(Records from a dataset)
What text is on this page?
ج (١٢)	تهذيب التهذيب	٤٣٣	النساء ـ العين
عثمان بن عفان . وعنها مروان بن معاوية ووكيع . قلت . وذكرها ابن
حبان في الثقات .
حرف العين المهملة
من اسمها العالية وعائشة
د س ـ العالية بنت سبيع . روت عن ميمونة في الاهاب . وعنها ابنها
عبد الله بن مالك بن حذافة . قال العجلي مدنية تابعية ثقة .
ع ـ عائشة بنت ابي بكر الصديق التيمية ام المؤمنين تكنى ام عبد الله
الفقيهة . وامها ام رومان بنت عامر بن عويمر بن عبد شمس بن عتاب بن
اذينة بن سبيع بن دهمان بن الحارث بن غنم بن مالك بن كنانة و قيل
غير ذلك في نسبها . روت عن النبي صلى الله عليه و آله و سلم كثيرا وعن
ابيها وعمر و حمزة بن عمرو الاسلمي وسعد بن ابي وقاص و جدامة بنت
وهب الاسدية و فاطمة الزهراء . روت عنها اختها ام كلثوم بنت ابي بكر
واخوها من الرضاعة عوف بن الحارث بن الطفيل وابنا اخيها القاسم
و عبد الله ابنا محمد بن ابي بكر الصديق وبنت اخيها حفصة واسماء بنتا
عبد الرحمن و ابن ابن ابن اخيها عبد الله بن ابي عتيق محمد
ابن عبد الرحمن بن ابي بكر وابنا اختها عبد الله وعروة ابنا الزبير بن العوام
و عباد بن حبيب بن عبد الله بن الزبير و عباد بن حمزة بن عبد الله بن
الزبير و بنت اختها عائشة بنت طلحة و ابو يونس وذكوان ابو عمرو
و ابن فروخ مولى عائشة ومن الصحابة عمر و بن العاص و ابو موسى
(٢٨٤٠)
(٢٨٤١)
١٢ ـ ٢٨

__TASK INSTRUCTIONS__:
From the records above, extract each line exactly as shown.

__FULL ANSWER__:
What text is on this page?
ج (١٢)	تهذيب التهذيب	٤٣٣	النساء ـ العين
عثمان بن عفان . وعنها مروان بن معاوية ووكيع . قلت . وذكرها ابن
حبان في الثقات .
حرف العين المهملة
من اسمها العالية وعائشة
د س ـ العالية بنت سبيع . روت عن ميمونة في الاهاب . وعنها ابنها
عبد الله بن مالك بن حذافة . قال العجلي مدنية تابعية ثقة .
ع ـ عائشة بنت ابي بكر الصديق التيمية ام المؤمنين تكنى ام عبد الله
الفقيهة . وامها ام رومان بنت عامر بن عويمر بن عبد شمس بن عتاب بن
اذينة بن سبيع بن دهمان بن الحارث بن غنم بن مالك بن كنانة و قيل
غير ذلك في نسبها . روت عن النبي صلى الله عليه و آله و سلم كثيرا وعن
ابيها وعمر و حمزة بن عمرو الاسلمي وسعد بن ابي وقاص و جدامة بنت
وهب الاسدية و فاطمة الزهراء . روت عنها اختها ام كلثوم بنت ابي بكر
واخوها من الرضاعة عوف بن الحارث بن الطفيل وابنا اخيها القاسم
و عبد الله ابنا محمد بن ابي بكر الصديق وبنت اخيها حفصة واسماء بنتا
عبد الرحمن و ابن ابن ابن اخيها عبد الله بن ابي عتيق محمد
ابن عبد الرحمن بن ابي بكر وابنا اختها عبد الله وعروة ابنا الزبير بن العوام
و عباد بن حبيب بن عبد الله بن الزبير و عباد بن حمزة بن عبد الله بن
الزبير و بنت اختها عائشة بنت طلحة و ابو يونس وذكوان ابو عمرو
و ابن فروخ مولى عائشة ومن الصحابة عمر و بن العاص و ابو موسى
(٢٨٤٠)
(٢٨٤١)
١٢ ـ ٢٨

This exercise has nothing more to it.